Beneath this sentence is a set of records; write each of them out exactly.

------

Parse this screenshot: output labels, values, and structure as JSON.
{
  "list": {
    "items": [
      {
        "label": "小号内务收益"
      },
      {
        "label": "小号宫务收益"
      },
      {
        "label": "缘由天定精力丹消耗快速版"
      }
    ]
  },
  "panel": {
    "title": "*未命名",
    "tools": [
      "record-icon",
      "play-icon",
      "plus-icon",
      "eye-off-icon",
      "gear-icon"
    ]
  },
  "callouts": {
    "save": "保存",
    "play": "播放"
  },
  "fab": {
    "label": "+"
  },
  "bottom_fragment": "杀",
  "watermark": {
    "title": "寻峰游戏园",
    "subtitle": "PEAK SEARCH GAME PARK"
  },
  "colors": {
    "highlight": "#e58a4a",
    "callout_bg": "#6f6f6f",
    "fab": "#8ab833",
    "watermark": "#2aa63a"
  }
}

------

RESPONSE FOR THIS EXERCISE:
Parse this screenshot: output labels, values, and structure as JSON.
{
  "list": {
    "items": [
      {
        "label": "小号内务收益"
      },
      {
        "label": "小号宫务收益"
      },
      {
        "label": "缘由天定精力丹消耗快速版"
      }
    ]
  },
  "panel": {
    "title": "*未命名",
    "tools": [
      "record-icon",
      "play-icon",
      "plus-icon",
      "eye-off-icon",
      "gear-icon"
    ]
  },
  "callouts": {
    "save": "保存",
    "play": "播放"
  },
  "fab": {
    "label": "+"
  },
  "bottom_fragment": "杀",
  "watermark": {
    "title": "寻峰游戏园",
    "subtitle": "PEAK SEARCH GAME PARK"
  },
  "colors": {
    "highlight": "#e58a4a",
    "callout_bg": "#6f6f6f",
    "fab": "#8ab833",
    "watermark": "#2aa63a"
  }
}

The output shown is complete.